Listed below are entries; give the number of lines among them that include "document", and only that number.

=== Data provided ===

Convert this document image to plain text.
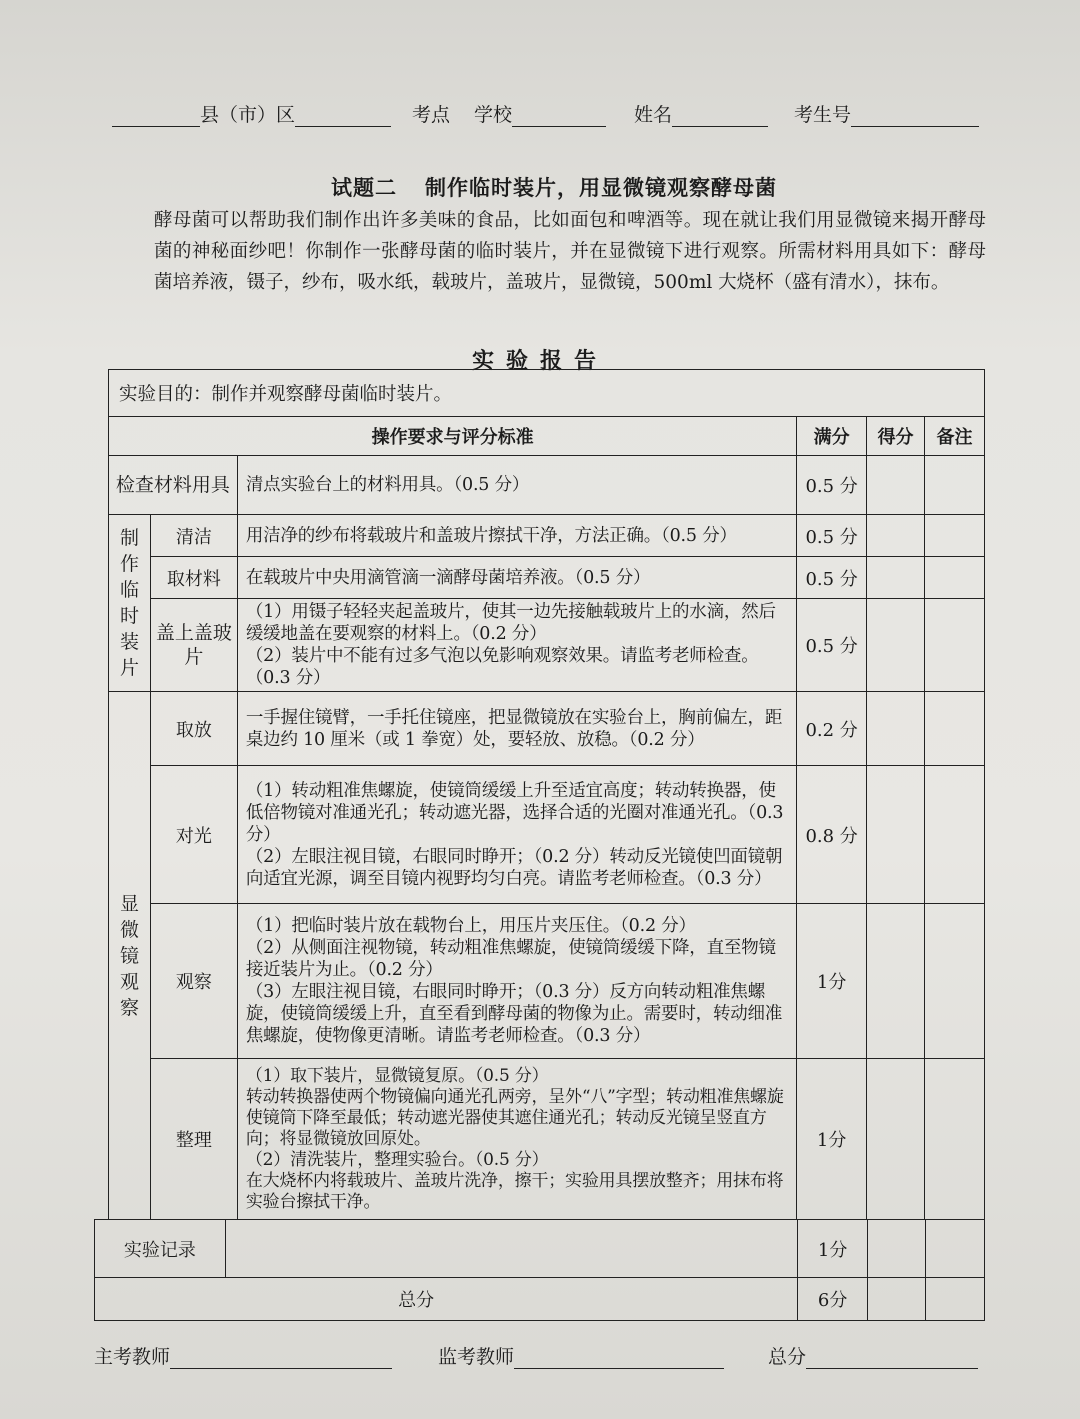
县（市）区	考点 学校	姓名	考生号
试题二 制作临时装片，用显微镜观察酵母菌
酵母菌可以帮助我们制作出许多美味的食品，比如面包和啤酒等。现在就让我们用显微镜来揭开酵母菌的神秘面纱吧！你制作一张酵母菌的临时装片，并在显微镜下进行观察。所需材料用具如下：酵母菌培养液，镊子，纱布，吸水纸，载玻片，盖玻片，显微镜，500ml 大烧杯（盛有清水），抹布。
实验报告
实验目的：制作并观察酵母菌临时装片。					
操作要求与评分标准			满分	得分	备注
检查材料用具		清点实验台上的材料用具。（0.5 分）	0.5 分		
制作临时装片	清洁	用洁净的纱布将载玻片和盖玻片擦拭干净，方法正确。（0.5 分）	0.5 分		
	取材料	在载玻片中央用滴管滴一滴酵母菌培养液。（0.5 分）	0.5 分		
	盖上盖玻片	（1）用镊子轻轻夹起盖玻片，使其一边先接触载玻片上的水滴，然后缓缓地盖在要观察的材料上。（0.2 分）
（2）装片中不能有过多气泡以免影响观察效果。请监考老师检查。（0.3 分）	0.5 分		
显微镜观察	取放	一手握住镜臂，一手托住镜座，把显微镜放在实验台上，胸前偏左，距桌边约 10 厘米（或 1 拳宽）处，要轻放、放稳。（0.2 分）	0.2 分		
	对光	（1）转动粗准焦螺旋，使镜筒缓缓上升至适宜高度；转动转换器，使低倍物镜对准通光孔；转动遮光器，选择合适的光圈对准通光孔。（0.3 分）
（2）左眼注视目镜，右眼同时睁开；（0.2 分）转动反光镜使凹面镜朝向适宜光源，调至目镜内视野均匀白亮。请监考老师检查。（0.3 分）	0.8 分		
	观察	（1）把临时装片放在载物台上，用压片夹压住。（0.2 分）
（2）从侧面注视物镜，转动粗准焦螺旋，使镜筒缓缓下降，直至物镜接近装片为止。（0.2 分）
（3）左眼注视目镜，右眼同时睁开；（0.3 分）反方向转动粗准焦螺旋，使镜筒缓缓上升，直至看到酵母菌的物像为止。需要时，转动细准焦螺旋，使物像更清晰。请监考老师检查。（0.3 分）	1分		
	整理	（1）取下装片，显微镜复原。（0.5 分）
转动转换器使两个物镜偏向通光孔两旁，呈外“八”字型；转动粗准焦螺旋使镜筒下降至最低；转动遮光器使其遮住通光孔；转动反光镜呈竖直方向；将显微镜放回原处。
（2）清洗装片，整理实验台。（0.5 分）
在大烧杯内将载玻片、盖玻片洗净，擦干；实验用具摆放整齐；用抹布将实验台擦拭干净。	1分		
实验记录		1分		
总分		6分		
主考教师	监考教师	总分
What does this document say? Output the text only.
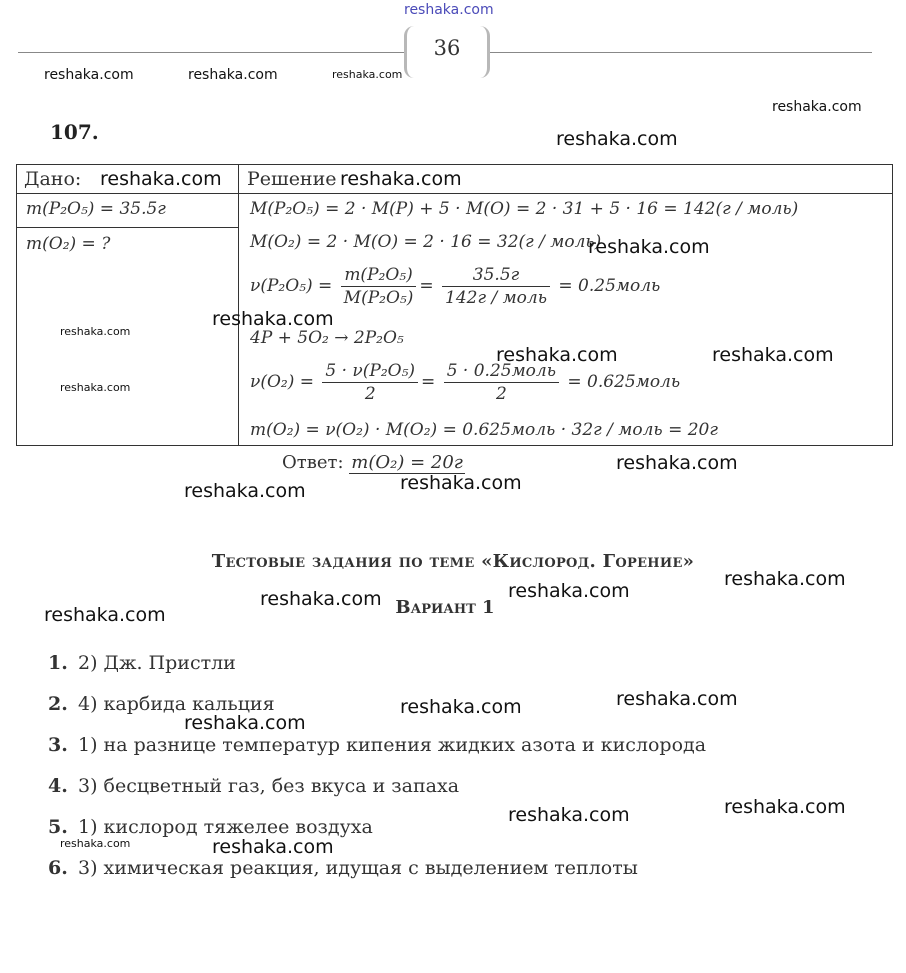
reshaka.com
36
107.
Дано:	Решение
m(P₂O₅) = 35.5г
m(O₂) = ?
M(P₂O₅) = 2 · M(P) + 5 · M(O) = 2 · 31 + 5 · 16 = 142(г / моль)
M(O₂) = 2 · M(O) = 2 · 16 = 32(г / моль)
$\nu(P_2O_5) = \frac{\text{m(P₂O₅)}}{\text{M(P₂O₅)}} = \frac{35.5г}{\text{142г / моль}}$ = 0.25моль
4P + 5O₂ → 2P₂O₅
$\nu(O_2) = \frac{\text{5 · ν(P₂O₅)}}{2} = \frac{\text{5 · 0.25моль}}{2}$ = 0.625моль
m(O₂) = ν(O₂) · M(O₂) = 0.625моль · 32г / моль = 20г
Ответ: m(O₂) = 20г
Тестовые задания по теме «Кислород. Горение»
Вариант 1
1. 2) Дж. Пристли
2. 4) карбида кальция
3. 1) на разнице температур кипения жидких азота и кислорода
4. 3) бесцветный газ, без вкуса и запаха
5. 1) кислород тяжелее воздуха
6. 3) химическая реакция, идущая с выделением теплоты
reshaka.com	reshaka.com	reshaka.com
reshaka.com
reshaka.com
reshaka.com	reshaka.com
reshaka.com
reshaka.com
reshaka.com
reshaka.com	reshaka.com
reshaka.com
reshaka.com
reshaka.com
reshaka.com
reshaka.com
reshaka.com
reshaka.com
reshaka.com
reshaka.com
reshaka.com
reshaka.com
reshaka.com
reshaka.com
reshaka.com	reshaka.com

===

Answer for this exercise: 2